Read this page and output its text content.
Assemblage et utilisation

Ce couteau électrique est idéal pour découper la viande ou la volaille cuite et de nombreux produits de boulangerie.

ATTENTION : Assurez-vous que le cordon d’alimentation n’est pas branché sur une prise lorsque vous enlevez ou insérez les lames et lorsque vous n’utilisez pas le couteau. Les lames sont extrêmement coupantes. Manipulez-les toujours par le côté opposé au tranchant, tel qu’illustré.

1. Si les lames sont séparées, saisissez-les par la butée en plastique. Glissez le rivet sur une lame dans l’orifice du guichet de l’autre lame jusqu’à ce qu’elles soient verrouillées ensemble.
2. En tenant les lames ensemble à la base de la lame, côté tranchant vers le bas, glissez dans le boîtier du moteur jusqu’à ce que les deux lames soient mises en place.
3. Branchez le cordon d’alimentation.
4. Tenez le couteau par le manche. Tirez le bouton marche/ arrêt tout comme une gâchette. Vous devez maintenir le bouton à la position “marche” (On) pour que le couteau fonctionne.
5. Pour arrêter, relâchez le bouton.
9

---

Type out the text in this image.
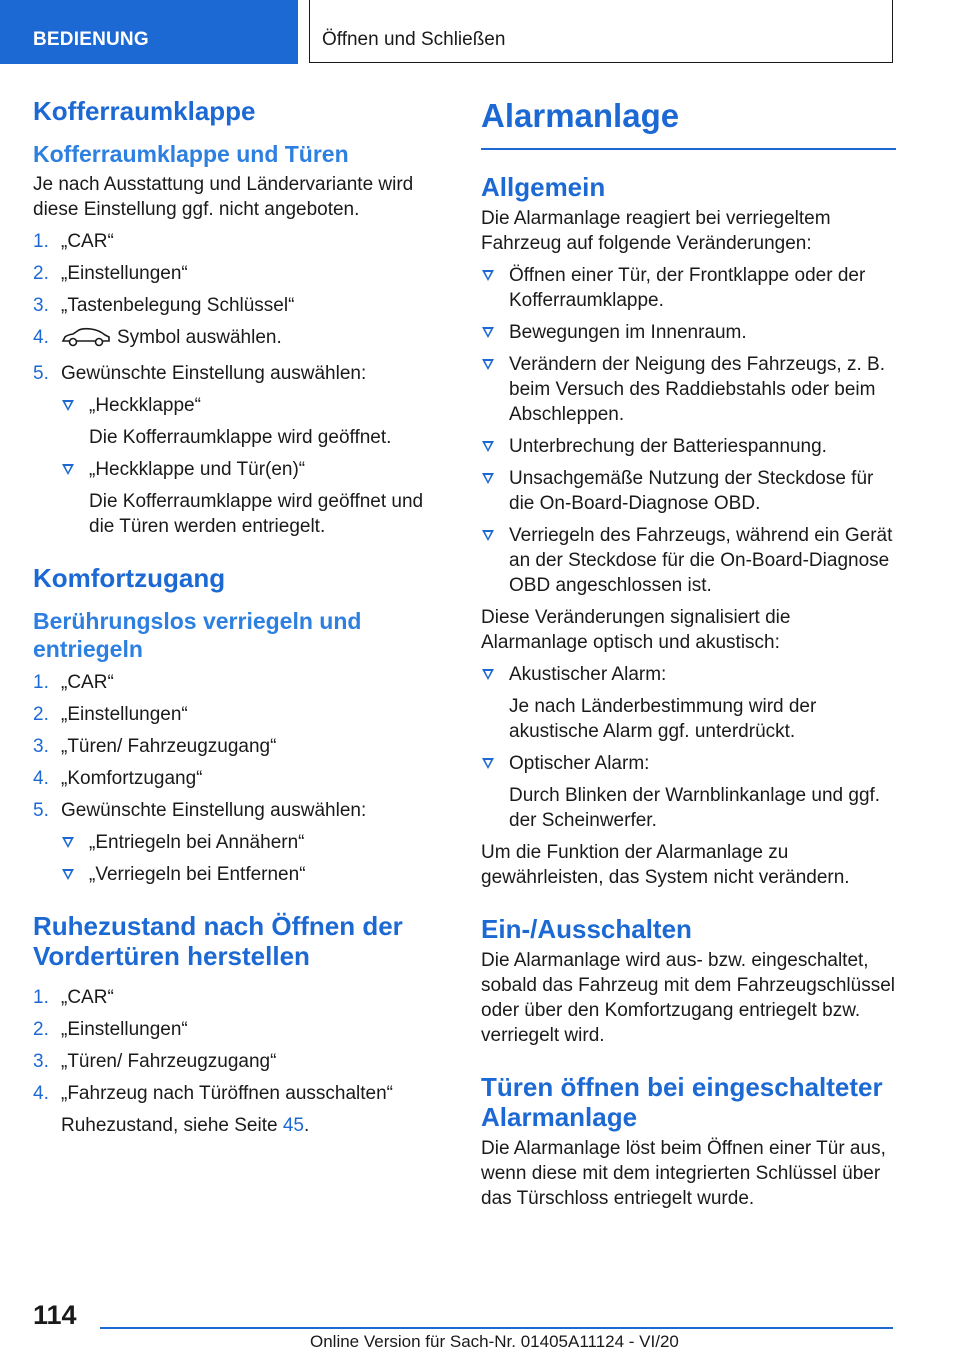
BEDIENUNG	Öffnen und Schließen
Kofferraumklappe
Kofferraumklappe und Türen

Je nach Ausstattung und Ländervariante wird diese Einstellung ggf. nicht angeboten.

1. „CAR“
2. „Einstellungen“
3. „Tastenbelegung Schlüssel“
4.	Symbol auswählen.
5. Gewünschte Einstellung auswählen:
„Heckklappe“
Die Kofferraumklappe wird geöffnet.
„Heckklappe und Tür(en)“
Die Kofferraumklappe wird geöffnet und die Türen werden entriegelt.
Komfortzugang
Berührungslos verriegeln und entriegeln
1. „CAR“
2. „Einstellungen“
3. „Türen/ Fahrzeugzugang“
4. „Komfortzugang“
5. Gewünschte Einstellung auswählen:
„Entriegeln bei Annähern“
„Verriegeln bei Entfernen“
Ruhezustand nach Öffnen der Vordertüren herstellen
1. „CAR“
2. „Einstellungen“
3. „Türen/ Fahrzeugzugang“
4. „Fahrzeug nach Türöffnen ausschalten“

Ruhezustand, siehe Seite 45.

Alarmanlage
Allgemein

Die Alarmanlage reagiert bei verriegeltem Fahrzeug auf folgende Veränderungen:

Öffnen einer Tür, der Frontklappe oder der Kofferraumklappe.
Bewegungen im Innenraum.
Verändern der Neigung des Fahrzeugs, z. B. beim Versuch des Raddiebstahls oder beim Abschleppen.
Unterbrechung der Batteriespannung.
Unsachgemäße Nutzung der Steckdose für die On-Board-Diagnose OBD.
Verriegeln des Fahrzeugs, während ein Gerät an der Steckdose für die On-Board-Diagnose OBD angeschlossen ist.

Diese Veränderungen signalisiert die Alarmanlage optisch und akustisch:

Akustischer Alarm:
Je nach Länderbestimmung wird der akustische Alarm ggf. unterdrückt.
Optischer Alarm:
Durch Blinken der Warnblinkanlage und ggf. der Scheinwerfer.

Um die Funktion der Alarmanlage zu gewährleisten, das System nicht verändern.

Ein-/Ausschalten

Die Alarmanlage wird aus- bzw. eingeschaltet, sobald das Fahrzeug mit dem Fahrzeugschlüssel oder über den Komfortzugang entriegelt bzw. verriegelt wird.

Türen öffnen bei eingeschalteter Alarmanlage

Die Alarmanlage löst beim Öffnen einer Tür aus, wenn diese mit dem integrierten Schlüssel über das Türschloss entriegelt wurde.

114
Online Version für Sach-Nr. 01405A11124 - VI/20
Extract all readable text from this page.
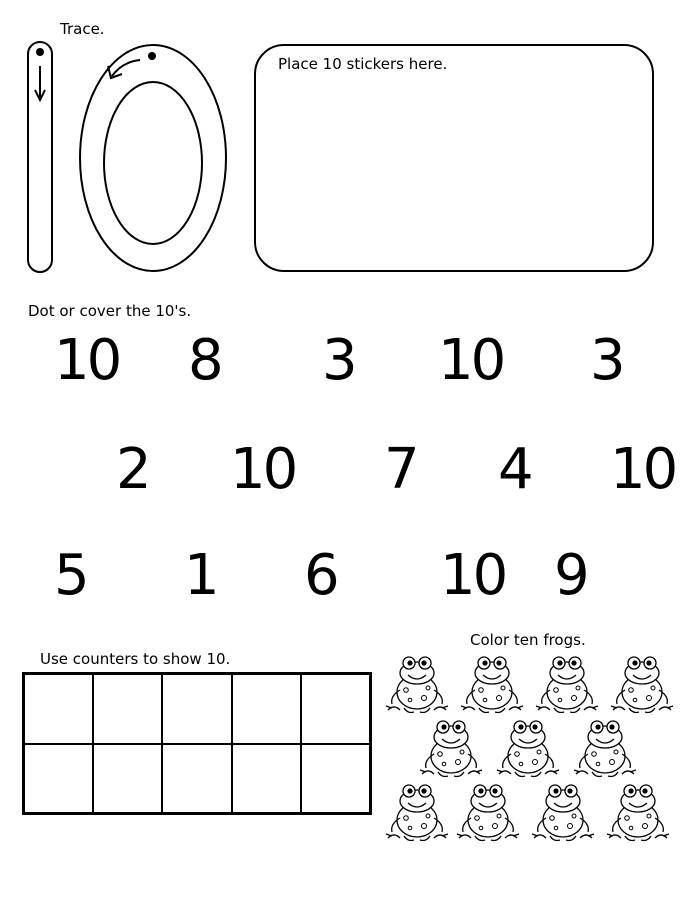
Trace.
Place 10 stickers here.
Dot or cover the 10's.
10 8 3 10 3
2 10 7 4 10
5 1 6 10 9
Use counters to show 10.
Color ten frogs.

Exercise aim:
Pull out each line containing the word "Board" and copy it.

Solution for this task:
Unsachgemäße Nutzung der Steckdose für die On-Board-Diagnose OBD.
Verriegeln des Fahrzeugs, während ein Gerät an der Steckdose für die On-Board-Diagnose OBD angeschlossen ist.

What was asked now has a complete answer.